(Collected data)
_____

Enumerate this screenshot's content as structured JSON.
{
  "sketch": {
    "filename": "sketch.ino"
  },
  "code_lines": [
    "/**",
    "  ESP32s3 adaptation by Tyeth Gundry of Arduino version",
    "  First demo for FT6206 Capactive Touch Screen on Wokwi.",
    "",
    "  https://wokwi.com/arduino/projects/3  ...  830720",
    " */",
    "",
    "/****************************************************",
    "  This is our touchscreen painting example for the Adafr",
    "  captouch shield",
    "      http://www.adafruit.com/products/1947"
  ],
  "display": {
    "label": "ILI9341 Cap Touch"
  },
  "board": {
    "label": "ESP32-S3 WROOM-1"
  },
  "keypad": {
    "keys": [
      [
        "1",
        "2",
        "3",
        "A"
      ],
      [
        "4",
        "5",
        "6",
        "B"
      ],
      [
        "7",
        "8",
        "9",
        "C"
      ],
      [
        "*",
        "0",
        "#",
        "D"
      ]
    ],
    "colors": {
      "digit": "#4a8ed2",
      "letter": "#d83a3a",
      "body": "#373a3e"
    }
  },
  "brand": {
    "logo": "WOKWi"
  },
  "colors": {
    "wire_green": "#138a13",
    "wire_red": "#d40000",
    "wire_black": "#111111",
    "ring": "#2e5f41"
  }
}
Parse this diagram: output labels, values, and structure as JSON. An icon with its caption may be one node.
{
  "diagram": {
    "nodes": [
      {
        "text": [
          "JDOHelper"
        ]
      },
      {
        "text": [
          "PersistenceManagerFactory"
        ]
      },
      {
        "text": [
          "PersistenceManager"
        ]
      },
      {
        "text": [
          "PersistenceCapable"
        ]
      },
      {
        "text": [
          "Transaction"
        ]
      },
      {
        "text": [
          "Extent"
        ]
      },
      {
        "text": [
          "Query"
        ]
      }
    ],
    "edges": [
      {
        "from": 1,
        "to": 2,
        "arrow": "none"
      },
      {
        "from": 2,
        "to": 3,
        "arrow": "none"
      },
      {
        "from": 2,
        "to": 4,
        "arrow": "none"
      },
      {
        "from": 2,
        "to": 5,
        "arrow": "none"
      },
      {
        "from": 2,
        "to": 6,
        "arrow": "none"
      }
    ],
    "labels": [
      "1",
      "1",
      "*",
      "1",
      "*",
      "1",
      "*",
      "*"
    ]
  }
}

_____

◆ **Work required**:
Print every record exactly as it was given.

◆ **Problem solution**:
Enumerate this screenshot's content as structured JSON.
{
  "sketch": {
    "filename": "sketch.ino"
  },
  "code_lines": [
    "/**",
    "  ESP32s3 adaptation by Tyeth Gundry of Arduino version",
    "  First demo for FT6206 Capactive Touch Screen on Wokwi.",
    "",
    "  https://wokwi.com/arduino/projects/3  ...  830720",
    " */",
    "",
    "/****************************************************",
    "  This is our touchscreen painting example for the Adafr",
    "  captouch shield",
    "      http://www.adafruit.com/products/1947"
  ],
  "display": {
    "label": "ILI9341 Cap Touch"
  },
  "board": {
    "label": "ESP32-S3 WROOM-1"
  },
  "keypad": {
    "keys": [
      [
        "1",
        "2",
        "3",
        "A"
      ],
      [
        "4",
        "5",
        "6",
        "B"
      ],
      [
        "7",
        "8",
        "9",
        "C"
      ],
      [
        "*",
        "0",
        "#",
        "D"
      ]
    ],
    "colors": {
      "digit": "#4a8ed2",
      "letter": "#d83a3a",
      "body": "#373a3e"
    }
  },
  "brand": {
    "logo": "WOKWi"
  },
  "colors": {
    "wire_green": "#138a13",
    "wire_red": "#d40000",
    "wire_black": "#111111",
    "ring": "#2e5f41"
  }
}
Parse this diagram: output labels, values, and structure as JSON. An icon with its caption may be one node.
{
  "diagram": {
    "nodes": [
      {
        "text": [
          "JDOHelper"
        ]
      },
      {
        "text": [
          "PersistenceManagerFactory"
        ]
      },
      {
        "text": [
          "PersistenceManager"
        ]
      },
      {
        "text": [
          "PersistenceCapable"
        ]
      },
      {
        "text": [
          "Transaction"
        ]
      },
      {
        "text": [
          "Extent"
        ]
      },
      {
        "text": [
          "Query"
        ]
      }
    ],
    "edges": [
      {
        "from": 1,
        "to": 2,
        "arrow": "none"
      },
      {
        "from": 2,
        "to": 3,
        "arrow": "none"
      },
      {
        "from": 2,
        "to": 4,
        "arrow": "none"
      },
      {
        "from": 2,
        "to": 5,
        "arrow": "none"
      },
      {
        "from": 2,
        "to": 6,
        "arrow": "none"
      }
    ],
    "labels": [
      "1",
      "1",
      "*",
      "1",
      "*",
      "1",
      "*",
      "*"
    ]
  }
}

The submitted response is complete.